Your task ▸ Can you quote exactly the stretch of lines from the one with "Convert this document image to plain text." through the final line of the material, both ends included?
— START Supplied data —
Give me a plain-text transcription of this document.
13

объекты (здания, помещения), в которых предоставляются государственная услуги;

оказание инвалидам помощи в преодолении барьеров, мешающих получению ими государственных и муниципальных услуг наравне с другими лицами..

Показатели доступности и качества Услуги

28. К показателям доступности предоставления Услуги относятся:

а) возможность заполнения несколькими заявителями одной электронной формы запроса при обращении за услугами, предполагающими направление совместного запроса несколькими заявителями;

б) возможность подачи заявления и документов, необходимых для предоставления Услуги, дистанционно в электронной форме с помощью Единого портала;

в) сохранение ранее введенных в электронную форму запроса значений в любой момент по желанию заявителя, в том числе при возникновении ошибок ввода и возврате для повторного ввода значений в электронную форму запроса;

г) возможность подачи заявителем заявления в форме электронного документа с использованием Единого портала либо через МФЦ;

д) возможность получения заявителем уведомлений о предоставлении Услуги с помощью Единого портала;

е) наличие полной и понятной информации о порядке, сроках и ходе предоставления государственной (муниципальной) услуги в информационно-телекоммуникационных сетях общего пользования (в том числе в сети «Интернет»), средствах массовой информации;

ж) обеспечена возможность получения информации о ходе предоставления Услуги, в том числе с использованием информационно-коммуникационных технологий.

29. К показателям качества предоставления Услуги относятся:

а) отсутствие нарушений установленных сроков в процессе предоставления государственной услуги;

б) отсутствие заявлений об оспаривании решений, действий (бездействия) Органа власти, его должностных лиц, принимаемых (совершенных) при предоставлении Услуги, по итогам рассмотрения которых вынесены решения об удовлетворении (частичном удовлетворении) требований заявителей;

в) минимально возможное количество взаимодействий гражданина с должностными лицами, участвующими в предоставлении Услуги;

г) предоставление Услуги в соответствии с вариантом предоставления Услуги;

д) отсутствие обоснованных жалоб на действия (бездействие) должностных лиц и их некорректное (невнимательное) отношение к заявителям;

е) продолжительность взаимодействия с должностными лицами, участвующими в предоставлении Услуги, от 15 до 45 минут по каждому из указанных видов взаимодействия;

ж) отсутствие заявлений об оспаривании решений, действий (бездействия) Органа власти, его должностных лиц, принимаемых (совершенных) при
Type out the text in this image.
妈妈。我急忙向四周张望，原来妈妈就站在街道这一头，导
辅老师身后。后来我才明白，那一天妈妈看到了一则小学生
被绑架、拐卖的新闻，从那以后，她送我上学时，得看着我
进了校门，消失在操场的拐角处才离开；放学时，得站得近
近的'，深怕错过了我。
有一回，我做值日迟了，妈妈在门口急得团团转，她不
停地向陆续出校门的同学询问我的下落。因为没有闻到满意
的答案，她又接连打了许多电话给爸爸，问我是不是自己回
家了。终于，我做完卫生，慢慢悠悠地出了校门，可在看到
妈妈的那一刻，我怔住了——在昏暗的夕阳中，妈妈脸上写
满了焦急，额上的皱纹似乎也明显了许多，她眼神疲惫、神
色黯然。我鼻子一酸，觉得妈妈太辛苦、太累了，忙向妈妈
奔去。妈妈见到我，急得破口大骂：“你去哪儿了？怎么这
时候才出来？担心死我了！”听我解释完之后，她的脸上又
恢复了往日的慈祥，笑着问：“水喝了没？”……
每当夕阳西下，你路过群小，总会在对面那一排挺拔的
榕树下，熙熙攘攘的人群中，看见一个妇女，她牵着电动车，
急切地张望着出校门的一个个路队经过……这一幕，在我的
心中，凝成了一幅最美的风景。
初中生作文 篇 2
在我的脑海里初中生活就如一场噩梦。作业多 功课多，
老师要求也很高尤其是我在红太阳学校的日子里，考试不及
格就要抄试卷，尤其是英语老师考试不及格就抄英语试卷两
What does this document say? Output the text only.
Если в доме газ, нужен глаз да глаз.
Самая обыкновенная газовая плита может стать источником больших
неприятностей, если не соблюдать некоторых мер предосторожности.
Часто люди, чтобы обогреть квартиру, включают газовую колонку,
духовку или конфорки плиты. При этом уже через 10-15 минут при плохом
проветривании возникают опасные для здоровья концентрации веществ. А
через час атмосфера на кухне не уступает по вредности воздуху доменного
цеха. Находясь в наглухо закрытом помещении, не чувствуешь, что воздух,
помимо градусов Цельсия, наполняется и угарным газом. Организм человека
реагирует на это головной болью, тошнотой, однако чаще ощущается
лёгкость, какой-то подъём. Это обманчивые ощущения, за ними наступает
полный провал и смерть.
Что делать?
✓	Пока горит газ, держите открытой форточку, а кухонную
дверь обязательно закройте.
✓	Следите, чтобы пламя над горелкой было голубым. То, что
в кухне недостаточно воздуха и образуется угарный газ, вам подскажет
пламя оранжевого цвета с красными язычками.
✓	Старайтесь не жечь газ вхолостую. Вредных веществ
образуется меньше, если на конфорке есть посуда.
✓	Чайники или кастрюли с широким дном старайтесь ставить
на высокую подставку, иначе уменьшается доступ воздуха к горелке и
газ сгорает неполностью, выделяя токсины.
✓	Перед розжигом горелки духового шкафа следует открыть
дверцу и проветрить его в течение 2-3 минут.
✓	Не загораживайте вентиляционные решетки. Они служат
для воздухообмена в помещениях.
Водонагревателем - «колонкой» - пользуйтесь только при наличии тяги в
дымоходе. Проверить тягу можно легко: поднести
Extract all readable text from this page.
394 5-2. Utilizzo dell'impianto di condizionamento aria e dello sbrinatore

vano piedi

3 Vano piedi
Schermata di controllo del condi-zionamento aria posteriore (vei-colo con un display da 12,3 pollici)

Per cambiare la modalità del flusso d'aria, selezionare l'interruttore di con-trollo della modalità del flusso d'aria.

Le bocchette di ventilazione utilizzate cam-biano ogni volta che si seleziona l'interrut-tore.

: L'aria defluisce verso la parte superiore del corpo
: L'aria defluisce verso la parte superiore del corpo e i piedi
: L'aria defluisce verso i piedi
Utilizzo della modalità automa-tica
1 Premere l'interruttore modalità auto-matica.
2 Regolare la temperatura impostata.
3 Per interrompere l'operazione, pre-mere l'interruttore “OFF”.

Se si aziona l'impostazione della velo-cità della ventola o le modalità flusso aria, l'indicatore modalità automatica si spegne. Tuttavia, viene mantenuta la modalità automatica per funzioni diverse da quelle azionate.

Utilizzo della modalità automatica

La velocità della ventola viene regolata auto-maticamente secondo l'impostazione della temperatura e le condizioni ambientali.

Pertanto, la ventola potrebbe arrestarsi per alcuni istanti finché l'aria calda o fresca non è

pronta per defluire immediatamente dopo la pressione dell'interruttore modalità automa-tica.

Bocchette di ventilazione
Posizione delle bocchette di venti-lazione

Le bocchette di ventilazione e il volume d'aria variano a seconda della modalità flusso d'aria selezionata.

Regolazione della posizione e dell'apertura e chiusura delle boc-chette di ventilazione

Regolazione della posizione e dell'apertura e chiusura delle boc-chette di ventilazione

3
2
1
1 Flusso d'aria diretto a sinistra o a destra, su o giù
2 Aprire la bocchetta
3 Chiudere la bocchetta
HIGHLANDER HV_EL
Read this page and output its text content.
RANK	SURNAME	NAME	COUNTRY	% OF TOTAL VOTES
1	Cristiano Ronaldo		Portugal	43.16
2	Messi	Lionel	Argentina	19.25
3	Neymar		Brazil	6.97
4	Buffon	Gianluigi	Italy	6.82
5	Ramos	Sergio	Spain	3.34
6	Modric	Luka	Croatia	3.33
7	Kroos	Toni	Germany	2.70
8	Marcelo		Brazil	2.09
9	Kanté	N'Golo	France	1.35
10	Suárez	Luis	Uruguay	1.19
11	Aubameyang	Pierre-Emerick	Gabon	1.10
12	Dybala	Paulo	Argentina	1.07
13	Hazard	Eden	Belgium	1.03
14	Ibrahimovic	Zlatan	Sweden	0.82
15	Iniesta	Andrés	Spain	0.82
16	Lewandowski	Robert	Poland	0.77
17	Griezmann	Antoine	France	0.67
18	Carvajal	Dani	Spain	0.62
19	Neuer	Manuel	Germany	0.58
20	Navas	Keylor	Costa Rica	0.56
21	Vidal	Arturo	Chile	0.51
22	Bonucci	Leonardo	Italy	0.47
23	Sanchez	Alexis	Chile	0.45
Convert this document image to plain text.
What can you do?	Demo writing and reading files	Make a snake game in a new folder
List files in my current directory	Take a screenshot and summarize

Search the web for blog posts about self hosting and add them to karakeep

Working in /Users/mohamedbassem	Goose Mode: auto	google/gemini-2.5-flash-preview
— END Supplied data —
Exercise response ▸
Convert this document image to plain text.
What can you do?	Demo writing and reading files	Make a snake game in a new folder
List files in my current directory	Take a screenshot and summarize

Search the web for blog posts about self hosting and add them to karakeep

Working in /Users/mohamedbassem	Goose Mode: auto	google/gemini-2.5-flash-preview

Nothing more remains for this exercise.